STATED EXERCISE:
Pick out each line below containing "title".

Start DATASET RECORDS

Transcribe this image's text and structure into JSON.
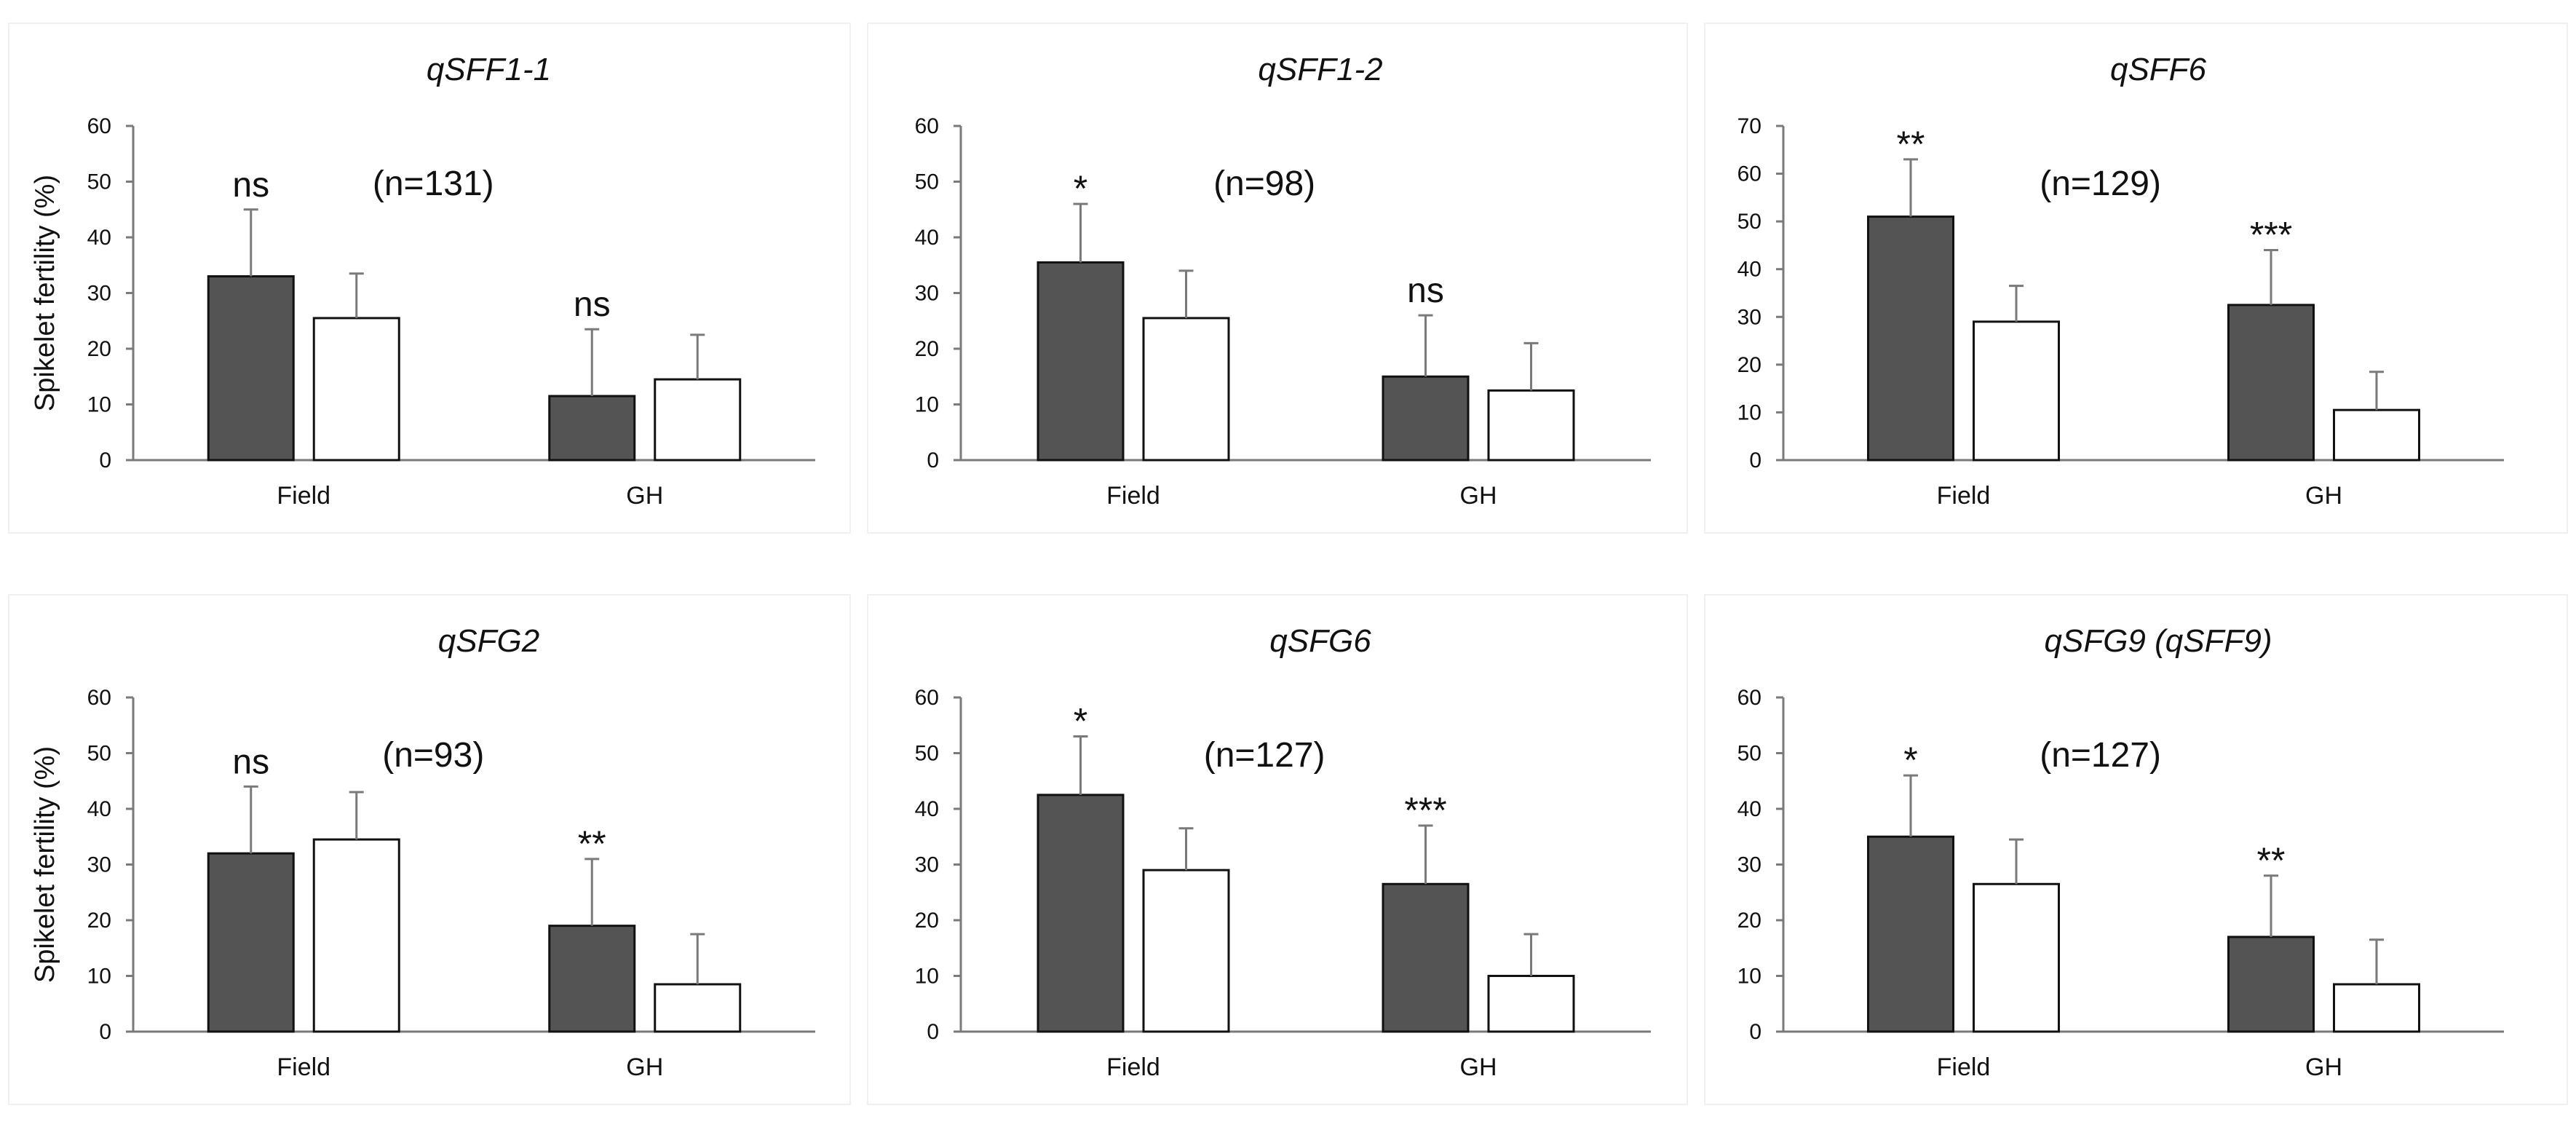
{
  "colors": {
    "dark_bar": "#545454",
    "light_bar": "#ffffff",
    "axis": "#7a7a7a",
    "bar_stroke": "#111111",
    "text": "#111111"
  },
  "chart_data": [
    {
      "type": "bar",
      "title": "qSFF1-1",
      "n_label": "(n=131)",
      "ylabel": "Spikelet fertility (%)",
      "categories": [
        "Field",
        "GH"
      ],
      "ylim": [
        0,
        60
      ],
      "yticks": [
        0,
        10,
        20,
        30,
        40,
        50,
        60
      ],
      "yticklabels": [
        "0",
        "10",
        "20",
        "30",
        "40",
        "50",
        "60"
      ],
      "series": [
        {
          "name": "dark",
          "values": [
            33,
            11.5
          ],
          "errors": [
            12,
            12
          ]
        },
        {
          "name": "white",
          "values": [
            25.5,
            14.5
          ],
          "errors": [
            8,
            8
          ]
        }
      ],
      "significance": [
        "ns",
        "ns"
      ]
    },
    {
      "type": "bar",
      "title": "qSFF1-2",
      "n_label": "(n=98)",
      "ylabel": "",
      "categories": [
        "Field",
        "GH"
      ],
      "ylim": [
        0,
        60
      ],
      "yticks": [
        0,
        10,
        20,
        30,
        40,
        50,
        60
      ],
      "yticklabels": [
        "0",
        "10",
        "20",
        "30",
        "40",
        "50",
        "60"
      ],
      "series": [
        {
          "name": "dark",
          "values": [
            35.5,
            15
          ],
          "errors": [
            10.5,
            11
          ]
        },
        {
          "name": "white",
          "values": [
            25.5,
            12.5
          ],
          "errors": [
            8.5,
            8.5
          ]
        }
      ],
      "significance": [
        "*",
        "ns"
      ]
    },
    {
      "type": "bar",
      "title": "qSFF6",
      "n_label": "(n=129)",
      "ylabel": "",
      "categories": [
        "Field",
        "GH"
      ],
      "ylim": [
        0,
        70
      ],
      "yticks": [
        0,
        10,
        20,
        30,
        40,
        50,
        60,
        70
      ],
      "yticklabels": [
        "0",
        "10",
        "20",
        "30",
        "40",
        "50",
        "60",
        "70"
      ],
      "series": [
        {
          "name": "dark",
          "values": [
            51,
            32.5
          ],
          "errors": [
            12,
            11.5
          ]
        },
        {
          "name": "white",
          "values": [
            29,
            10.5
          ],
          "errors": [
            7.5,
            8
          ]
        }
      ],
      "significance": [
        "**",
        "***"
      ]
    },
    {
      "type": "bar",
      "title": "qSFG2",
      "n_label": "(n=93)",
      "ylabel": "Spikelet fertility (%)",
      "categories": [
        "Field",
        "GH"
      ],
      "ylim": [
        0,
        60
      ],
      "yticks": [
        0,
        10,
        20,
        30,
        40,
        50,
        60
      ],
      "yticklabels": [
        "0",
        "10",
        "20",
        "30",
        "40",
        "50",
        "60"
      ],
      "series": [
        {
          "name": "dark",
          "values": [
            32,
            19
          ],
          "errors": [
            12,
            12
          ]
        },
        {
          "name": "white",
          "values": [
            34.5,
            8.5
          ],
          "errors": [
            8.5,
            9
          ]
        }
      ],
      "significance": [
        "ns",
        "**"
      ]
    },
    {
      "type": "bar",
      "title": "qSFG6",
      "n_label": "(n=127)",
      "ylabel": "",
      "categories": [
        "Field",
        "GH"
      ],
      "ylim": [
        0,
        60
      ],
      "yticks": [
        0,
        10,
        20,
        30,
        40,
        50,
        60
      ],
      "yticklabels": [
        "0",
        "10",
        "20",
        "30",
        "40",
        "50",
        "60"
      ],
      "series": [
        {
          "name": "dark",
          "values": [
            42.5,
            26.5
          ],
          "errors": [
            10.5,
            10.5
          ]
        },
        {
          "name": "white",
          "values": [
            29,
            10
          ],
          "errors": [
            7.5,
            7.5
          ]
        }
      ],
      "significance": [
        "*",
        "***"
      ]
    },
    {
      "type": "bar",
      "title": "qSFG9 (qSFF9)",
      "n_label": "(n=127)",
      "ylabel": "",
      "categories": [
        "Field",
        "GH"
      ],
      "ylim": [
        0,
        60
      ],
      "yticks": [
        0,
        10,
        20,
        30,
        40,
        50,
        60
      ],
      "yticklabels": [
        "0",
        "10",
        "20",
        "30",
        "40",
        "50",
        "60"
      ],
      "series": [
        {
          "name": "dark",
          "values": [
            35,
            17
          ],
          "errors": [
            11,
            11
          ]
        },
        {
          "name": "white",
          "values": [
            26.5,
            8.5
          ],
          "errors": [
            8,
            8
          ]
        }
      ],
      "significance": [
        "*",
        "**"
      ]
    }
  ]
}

End DATASET RECORDS

SOLUTION TO THE PROBLEM:
      "title": "qSFF1-1",
      "title": "qSFF1-2",
      "title": "qSFF6",
      "title": "qSFG2",
      "title": "qSFG6",
      "title": "qSFG9 (qSFF9)",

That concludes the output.